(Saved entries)
■ ■ ■ ■ ■
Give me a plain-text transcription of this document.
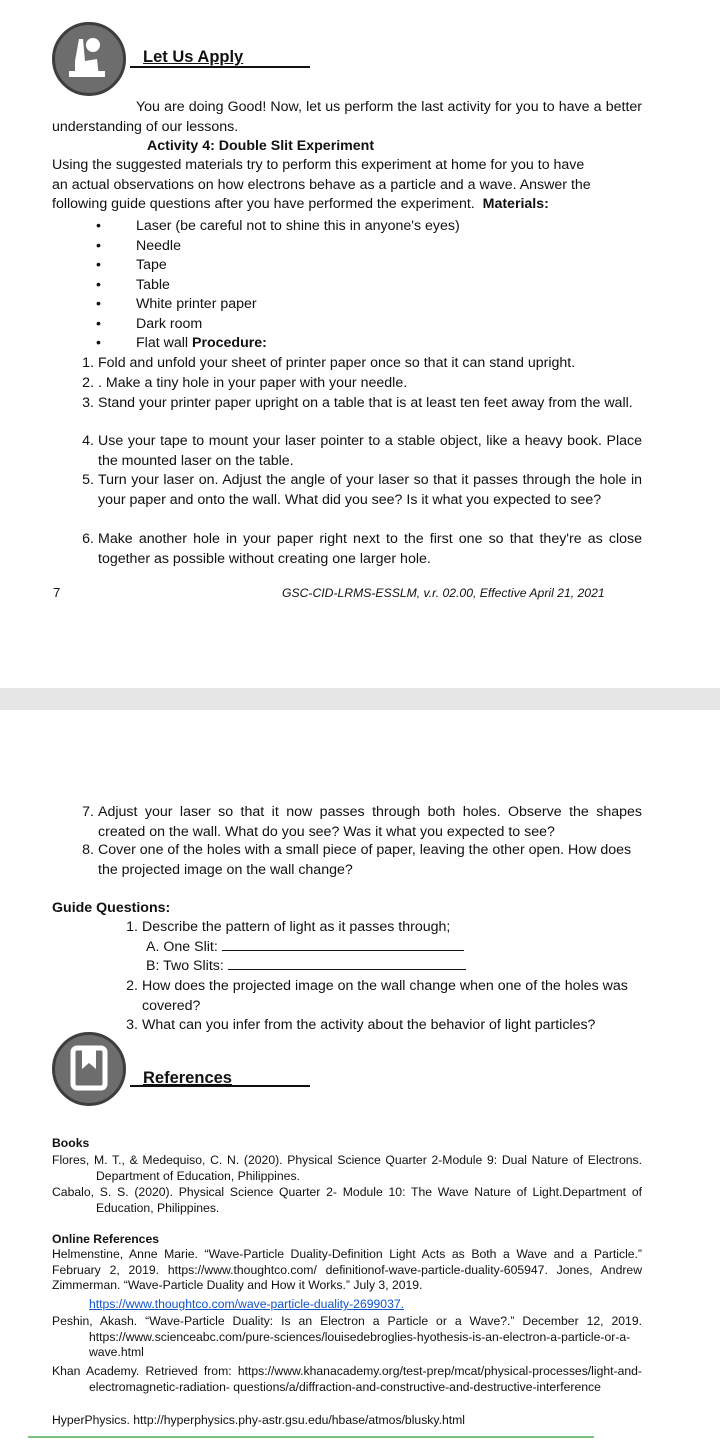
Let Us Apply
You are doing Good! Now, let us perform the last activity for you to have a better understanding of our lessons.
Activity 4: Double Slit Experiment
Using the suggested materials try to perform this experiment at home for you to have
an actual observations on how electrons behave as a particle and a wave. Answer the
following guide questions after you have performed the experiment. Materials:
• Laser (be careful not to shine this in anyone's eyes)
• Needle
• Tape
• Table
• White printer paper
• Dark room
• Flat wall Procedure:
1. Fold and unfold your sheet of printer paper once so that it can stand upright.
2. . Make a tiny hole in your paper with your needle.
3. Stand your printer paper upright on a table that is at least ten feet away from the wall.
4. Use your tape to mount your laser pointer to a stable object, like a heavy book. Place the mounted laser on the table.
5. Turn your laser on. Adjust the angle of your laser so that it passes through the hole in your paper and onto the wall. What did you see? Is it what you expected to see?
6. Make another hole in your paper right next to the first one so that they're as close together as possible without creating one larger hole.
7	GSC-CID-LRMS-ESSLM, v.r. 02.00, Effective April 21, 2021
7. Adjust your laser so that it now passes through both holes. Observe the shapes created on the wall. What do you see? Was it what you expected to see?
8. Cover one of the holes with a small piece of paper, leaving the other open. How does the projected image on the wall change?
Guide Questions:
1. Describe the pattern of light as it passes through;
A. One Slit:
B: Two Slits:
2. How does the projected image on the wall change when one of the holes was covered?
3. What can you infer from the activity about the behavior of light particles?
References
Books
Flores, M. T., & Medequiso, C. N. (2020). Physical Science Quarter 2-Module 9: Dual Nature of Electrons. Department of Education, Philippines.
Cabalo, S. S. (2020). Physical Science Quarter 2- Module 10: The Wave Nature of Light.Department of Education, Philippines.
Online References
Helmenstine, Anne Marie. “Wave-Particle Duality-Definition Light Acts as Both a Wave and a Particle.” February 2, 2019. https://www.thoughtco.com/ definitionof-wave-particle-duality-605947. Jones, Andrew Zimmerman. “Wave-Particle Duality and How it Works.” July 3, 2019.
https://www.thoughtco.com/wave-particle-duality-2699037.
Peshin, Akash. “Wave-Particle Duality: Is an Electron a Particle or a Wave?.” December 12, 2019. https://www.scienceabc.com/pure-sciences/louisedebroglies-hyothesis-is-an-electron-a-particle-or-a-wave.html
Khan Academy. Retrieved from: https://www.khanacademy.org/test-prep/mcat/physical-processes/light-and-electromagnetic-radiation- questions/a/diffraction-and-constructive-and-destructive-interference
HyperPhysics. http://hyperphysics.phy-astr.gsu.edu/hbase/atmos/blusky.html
■ ■ ■ ■ ■
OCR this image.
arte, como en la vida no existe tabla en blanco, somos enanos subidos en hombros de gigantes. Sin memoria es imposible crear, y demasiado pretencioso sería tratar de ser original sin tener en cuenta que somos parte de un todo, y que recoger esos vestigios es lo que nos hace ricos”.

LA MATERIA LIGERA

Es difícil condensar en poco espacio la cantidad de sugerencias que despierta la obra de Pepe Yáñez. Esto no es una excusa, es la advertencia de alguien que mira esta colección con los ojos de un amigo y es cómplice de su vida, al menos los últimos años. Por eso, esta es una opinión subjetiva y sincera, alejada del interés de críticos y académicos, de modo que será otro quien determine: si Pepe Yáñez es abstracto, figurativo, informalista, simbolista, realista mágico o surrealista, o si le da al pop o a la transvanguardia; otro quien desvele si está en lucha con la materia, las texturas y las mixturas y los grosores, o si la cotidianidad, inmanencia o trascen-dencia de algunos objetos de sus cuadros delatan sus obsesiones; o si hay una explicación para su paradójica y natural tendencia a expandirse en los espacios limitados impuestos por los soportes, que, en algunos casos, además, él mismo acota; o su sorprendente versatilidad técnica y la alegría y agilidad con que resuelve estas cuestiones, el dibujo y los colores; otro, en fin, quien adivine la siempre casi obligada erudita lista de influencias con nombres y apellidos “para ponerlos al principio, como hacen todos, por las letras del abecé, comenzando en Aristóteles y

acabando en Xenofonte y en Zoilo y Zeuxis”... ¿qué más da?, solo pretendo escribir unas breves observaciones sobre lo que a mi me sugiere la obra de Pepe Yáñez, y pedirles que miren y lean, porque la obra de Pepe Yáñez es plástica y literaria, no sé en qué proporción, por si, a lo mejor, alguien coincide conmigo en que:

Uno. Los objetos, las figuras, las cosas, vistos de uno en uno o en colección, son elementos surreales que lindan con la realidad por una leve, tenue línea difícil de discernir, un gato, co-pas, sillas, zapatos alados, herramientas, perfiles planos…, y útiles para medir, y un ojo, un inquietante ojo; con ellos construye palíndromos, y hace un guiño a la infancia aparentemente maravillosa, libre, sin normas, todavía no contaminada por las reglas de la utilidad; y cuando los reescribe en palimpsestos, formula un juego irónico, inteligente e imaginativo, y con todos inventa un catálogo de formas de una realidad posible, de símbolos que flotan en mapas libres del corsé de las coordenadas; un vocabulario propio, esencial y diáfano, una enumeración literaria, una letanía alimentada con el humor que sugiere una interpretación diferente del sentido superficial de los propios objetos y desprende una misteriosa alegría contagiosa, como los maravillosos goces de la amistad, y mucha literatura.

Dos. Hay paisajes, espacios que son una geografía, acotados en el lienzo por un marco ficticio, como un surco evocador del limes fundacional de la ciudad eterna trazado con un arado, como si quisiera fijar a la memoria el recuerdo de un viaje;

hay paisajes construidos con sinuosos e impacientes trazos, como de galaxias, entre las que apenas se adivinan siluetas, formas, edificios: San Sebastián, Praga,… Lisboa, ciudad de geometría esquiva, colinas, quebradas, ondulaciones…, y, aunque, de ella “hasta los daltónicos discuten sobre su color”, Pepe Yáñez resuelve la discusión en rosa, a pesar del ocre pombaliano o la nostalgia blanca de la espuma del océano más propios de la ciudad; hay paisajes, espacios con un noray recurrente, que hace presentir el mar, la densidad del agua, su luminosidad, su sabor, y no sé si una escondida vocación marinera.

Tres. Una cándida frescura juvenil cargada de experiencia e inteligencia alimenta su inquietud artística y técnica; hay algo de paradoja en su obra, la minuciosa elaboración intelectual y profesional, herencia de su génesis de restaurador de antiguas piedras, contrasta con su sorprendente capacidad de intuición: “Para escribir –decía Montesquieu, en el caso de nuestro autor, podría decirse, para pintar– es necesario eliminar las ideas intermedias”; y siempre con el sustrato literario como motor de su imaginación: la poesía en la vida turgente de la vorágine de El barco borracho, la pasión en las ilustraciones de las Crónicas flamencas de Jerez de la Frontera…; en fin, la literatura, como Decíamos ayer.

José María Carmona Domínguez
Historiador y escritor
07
■ ■ ■ ■ ■
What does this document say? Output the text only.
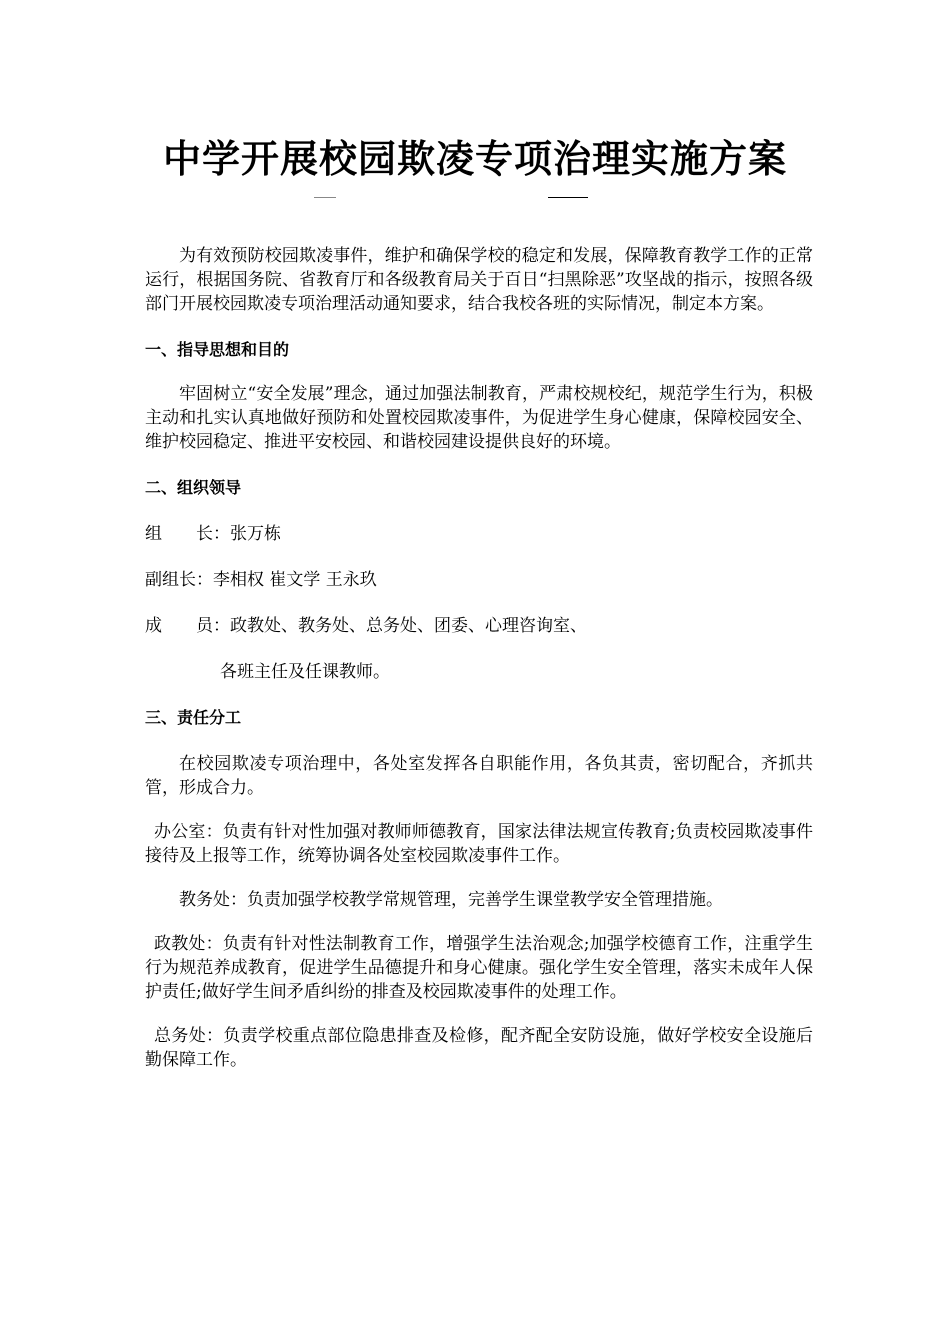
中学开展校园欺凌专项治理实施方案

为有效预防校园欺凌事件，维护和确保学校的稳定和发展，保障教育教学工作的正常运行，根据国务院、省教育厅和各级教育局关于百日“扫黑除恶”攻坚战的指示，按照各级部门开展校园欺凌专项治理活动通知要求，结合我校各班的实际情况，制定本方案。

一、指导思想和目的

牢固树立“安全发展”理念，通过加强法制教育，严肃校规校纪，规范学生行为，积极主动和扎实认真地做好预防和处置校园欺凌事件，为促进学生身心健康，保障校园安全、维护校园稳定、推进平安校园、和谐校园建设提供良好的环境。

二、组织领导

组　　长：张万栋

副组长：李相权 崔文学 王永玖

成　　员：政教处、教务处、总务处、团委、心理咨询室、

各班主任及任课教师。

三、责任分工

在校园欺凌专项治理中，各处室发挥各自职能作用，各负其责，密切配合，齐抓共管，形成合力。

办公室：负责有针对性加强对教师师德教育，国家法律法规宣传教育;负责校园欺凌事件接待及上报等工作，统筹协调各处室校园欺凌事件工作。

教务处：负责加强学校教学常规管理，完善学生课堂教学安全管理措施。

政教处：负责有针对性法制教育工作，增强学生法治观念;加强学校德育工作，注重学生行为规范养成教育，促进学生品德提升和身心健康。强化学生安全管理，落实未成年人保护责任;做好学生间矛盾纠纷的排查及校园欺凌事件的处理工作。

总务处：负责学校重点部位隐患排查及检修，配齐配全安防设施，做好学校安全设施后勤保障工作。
■ ■ ■ ■ ■
__Given problem__. Report all lines of the data above that include the string "escribir".

__Solution to the exercise__.
acabando en Xenofonte y en Zoilo y Zeuxis”... ¿qué más da?, solo pretendo escribir unas breves observaciones sobre lo que a mi me sugiere la obra de Pepe Yáñez, y pedirles que miren y lean, porque la obra de Pepe Yáñez es plástica y literaria, no sé en qué proporción, por si, a lo mejor, alguien coincide conmigo en que:
Tres. Una cándida frescura juvenil cargada de experiencia e inteligencia alimenta su inquietud artística y técnica; hay algo de paradoja en su obra, la minuciosa elaboración intelectual y profesional, herencia de su génesis de restaurador de antiguas piedras, contrasta con su sorprendente capacidad de intuición: “Para escribir –decía Montesquieu, en el caso de nuestro autor, podría decirse, para pintar– es necesario eliminar las ideas intermedias”; y siempre con el sustrato literario como motor de su imaginación: la poesía en la vida turgente de la vorágine de El barco borracho, la pasión en las ilustraciones de las Crónicas flamencas de Jerez de la Frontera…; en fin, la literatura, como Decíamos ayer.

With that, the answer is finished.